• [Task statement] A single number is the answer here: the count of lines in the data below that include the word "Daily".

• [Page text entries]
· · · ·
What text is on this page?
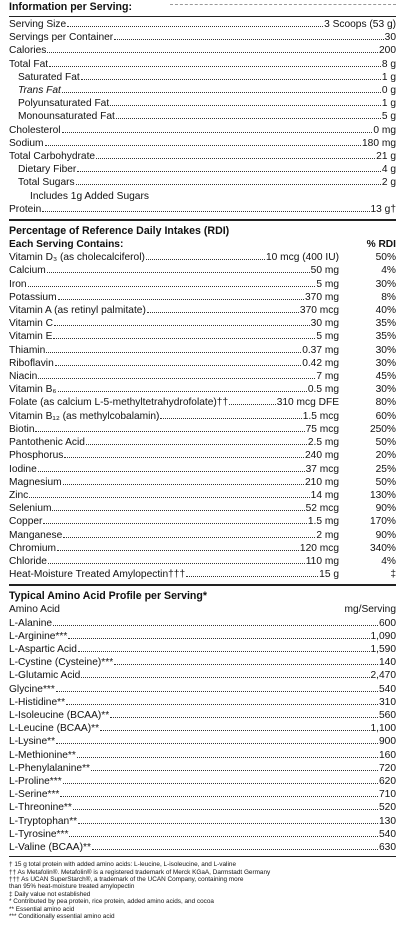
Information per Serving:
Serving Size	3 Scoops (53 g)
Servings per Container	30
Calories	200
Total Fat	8 g
Saturated Fat	1 g
Trans Fat	0 g
Polyunsaturated Fat	1 g
Monounsaturated Fat	5 g
Cholesterol	0 mg
Sodium	180 mg
Total Carbohydrate	21 g
Dietary Fiber	4 g
Total Sugars	2 g
Includes 1g Added Sugars
Protein	13 g†
Percentage of Reference Daily Intakes (RDI)
Each Serving Contains:	% RDI
Vitamin D₃ (as cholecalciferol)	10 mcg (400 IU)	50%
Calcium	50 mg	4%
Iron	5 mg	30%
Potassium	370 mg	8%
Vitamin A (as retinyl palmitate)	370 mcg	40%
Vitamin C	30 mg	35%
Vitamin E	5 mg	35%
Thiamin	0.37 mg	30%
Riboflavin	0.42 mg	30%
Niacin	7 mg	45%
Vitamin B₆	0.5 mg	30%
Folate (as calcium L-5-methyltetrahydrofolate)††	310 mcg DFE	80%
Vitamin B₁₂ (as methylcobalamin)	1.5 mcg	60%
Biotin	75 mcg	250%
Pantothenic Acid	2.5 mg	50%
Phosphorus	240 mg	20%
Iodine	37 mcg	25%
Magnesium	210 mg	50%
Zinc	14 mg	130%
Selenium	52 mcg	90%
Copper	1.5 mg	170%
Manganese	2 mg	90%
Chromium	120 mcg	340%
Chloride	110 mg	4%
Heat-Moisture Treated Amylopectin†††	15 g	‡
Typical Amino Acid Profile per Serving*
Amino Acid	mg/Serving
L-Alanine	600
L-Arginine***	1,090
L-Aspartic Acid	1,590
L-Cystine (Cysteine)***	140
L-Glutamic Acid	2,470
Glycine***	540
L-Histidine**	310
L-Isoleucine (BCAA)**	560
L-Leucine (BCAA)**	1,100
L-Lysine**	900
L-Methionine**	160
L-Phenylalanine**	720
L-Proline***	620
L-Serine***	710
L-Threonine**	520
L-Tryptophan**	130
L-Tyrosine***	540
L-Valine (BCAA)**	630
† 15 g total protein with added amino acids: L-leucine, L-isoleucine, and L-valine
†† As Metafolin®. Metafolin® is a registered trademark of Merck KGaA, Darmstadt Germany
††† As UCAN SuperStarch®, a trademark of the UCAN Company, containing more
than 95% heat-moisture treated amylopectin
‡ Daily value not established
* Contributed by pea protein, rice protein, added amino acids, and cocoa
** Essential amino acid
*** Conditionally essential amino acid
· · · ·
• [Answer below] 2